**Problem to work on:**
Using the records below, please work out how many lines contain "axis"; answer with the number alone.

**Exercise materials:**

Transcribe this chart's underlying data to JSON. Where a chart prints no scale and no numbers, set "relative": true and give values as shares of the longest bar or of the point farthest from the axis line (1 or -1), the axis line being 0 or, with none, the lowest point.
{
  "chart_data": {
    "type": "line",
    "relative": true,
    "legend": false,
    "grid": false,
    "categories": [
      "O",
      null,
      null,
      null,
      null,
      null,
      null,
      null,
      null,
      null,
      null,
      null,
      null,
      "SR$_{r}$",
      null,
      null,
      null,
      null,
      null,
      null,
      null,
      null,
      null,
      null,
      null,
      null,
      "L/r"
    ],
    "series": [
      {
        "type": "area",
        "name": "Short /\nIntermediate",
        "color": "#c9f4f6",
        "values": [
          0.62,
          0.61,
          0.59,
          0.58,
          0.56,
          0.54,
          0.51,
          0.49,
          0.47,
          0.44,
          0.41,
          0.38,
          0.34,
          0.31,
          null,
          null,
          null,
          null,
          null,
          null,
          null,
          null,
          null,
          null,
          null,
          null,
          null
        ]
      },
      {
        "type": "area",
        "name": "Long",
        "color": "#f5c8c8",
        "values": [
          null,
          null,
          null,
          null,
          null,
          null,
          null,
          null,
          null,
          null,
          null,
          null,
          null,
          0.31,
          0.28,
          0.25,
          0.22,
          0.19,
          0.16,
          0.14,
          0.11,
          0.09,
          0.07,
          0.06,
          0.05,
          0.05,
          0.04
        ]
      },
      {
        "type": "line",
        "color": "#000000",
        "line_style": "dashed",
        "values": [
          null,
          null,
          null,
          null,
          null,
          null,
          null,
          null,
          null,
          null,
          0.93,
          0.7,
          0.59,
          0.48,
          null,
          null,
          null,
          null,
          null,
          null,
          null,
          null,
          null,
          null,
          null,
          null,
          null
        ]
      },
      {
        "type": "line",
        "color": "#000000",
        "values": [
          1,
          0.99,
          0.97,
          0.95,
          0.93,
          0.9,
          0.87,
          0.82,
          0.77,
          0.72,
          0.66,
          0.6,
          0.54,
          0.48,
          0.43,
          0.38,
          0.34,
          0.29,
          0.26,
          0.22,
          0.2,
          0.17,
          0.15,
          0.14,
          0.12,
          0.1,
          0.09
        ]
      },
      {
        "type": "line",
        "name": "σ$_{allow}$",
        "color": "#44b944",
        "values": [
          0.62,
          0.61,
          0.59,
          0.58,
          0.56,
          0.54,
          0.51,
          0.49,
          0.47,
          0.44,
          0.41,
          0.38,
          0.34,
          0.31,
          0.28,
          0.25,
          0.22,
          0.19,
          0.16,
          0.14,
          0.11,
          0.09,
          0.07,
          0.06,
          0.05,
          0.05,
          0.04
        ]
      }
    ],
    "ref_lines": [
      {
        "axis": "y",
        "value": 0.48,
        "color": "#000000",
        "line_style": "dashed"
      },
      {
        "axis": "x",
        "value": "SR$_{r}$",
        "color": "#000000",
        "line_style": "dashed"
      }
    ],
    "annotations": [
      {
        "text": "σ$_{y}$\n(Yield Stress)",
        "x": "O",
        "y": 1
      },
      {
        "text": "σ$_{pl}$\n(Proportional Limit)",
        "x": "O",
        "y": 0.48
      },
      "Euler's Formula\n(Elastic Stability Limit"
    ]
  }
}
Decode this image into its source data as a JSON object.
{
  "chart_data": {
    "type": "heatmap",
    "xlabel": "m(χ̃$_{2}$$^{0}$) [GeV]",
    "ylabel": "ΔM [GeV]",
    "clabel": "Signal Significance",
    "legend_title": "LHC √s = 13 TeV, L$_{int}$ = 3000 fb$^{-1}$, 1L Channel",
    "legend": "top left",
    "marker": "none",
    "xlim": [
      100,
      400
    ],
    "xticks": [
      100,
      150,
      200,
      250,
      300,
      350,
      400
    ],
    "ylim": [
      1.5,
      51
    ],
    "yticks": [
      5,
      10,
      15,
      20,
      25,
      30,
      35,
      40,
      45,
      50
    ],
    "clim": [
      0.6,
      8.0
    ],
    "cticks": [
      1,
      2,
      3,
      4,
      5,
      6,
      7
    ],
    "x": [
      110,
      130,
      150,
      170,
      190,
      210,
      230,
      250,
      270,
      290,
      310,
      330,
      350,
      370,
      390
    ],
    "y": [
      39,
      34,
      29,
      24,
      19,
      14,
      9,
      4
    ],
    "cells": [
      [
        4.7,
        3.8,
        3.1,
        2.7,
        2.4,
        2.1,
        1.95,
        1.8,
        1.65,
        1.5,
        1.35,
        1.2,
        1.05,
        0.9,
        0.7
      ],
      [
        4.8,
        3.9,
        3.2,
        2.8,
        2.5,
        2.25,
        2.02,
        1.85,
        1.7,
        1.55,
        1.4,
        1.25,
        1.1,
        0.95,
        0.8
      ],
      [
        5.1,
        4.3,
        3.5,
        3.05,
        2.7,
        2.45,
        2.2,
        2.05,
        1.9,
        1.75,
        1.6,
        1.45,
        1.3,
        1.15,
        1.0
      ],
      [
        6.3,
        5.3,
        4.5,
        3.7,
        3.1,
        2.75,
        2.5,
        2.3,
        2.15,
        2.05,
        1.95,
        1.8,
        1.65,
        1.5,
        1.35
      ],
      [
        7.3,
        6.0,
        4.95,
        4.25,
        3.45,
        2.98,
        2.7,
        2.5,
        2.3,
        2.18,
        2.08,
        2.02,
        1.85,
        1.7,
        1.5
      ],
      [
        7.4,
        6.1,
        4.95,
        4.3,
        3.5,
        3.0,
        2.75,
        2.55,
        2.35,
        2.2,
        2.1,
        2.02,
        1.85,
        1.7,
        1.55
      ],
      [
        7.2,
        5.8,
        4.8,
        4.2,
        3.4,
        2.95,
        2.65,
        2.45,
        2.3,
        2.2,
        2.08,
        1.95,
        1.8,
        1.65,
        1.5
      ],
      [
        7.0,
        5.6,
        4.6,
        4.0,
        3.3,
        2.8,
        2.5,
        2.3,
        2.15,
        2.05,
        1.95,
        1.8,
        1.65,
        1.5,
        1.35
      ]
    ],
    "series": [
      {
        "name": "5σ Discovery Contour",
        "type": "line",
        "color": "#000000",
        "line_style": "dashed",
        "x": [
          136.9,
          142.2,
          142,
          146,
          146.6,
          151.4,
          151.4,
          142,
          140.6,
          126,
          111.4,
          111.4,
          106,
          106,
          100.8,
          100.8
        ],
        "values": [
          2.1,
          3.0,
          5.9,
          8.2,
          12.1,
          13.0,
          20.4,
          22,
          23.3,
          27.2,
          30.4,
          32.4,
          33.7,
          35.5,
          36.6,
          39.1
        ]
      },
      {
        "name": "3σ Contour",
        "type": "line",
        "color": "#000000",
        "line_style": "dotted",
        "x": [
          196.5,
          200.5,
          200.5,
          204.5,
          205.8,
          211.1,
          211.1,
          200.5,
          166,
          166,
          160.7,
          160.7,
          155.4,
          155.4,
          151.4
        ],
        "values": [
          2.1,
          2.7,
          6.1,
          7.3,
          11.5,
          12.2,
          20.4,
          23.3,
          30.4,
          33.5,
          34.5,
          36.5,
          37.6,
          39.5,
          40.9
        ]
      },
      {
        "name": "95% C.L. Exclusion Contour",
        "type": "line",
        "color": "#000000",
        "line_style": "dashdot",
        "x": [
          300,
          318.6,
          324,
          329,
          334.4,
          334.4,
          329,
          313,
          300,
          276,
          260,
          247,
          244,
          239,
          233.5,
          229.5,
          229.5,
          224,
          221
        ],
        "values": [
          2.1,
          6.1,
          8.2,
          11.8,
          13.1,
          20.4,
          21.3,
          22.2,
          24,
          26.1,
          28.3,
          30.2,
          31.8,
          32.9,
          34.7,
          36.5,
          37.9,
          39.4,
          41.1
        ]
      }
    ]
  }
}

**Completed task:**
3